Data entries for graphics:
'''

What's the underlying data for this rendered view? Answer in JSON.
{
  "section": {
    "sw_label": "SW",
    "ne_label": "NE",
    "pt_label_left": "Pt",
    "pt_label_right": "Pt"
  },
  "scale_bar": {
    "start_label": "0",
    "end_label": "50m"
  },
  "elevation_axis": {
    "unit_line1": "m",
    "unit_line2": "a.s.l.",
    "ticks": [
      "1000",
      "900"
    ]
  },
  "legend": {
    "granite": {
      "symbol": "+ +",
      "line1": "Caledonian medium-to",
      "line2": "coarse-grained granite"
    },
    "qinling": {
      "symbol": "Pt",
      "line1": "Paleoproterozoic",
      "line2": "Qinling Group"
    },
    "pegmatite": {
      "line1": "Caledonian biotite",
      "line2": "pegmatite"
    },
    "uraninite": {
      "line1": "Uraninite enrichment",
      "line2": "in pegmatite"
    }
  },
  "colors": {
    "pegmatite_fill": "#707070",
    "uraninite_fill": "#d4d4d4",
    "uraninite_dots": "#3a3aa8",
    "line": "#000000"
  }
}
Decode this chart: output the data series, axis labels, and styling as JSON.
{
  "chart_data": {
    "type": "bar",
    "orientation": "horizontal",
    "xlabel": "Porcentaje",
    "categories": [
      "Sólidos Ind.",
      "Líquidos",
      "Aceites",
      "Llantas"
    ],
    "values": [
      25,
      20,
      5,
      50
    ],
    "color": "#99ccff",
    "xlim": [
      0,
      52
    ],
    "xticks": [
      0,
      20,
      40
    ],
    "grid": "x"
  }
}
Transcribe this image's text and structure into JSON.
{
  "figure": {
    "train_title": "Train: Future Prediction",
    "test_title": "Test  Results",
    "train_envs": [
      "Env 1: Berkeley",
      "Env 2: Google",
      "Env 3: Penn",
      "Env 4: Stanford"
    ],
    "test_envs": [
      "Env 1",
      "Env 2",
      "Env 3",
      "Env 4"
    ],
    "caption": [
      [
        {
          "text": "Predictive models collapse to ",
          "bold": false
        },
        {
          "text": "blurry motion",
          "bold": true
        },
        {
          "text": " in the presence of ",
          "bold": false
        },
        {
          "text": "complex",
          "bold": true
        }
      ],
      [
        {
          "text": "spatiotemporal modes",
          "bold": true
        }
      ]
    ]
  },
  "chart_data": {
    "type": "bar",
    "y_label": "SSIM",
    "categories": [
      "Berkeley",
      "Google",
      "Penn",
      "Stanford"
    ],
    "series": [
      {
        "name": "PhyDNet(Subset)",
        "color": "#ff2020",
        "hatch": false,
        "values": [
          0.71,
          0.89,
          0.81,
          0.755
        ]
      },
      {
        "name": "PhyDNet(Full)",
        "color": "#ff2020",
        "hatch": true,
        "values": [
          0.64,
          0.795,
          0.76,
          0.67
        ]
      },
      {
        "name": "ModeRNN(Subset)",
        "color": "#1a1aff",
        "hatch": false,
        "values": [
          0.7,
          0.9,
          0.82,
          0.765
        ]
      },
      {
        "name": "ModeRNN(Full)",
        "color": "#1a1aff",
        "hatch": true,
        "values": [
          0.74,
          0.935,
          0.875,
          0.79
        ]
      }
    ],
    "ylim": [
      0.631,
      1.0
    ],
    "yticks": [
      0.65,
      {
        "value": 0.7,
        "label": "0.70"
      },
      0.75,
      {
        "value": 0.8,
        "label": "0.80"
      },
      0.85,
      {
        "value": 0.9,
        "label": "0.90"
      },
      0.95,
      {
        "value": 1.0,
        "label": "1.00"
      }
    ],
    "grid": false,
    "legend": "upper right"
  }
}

'''

■ **WORK TO COMPLETE**
In how many lines of the data does the string "JSON" appear? Give only the number.

■ **REPLY**
3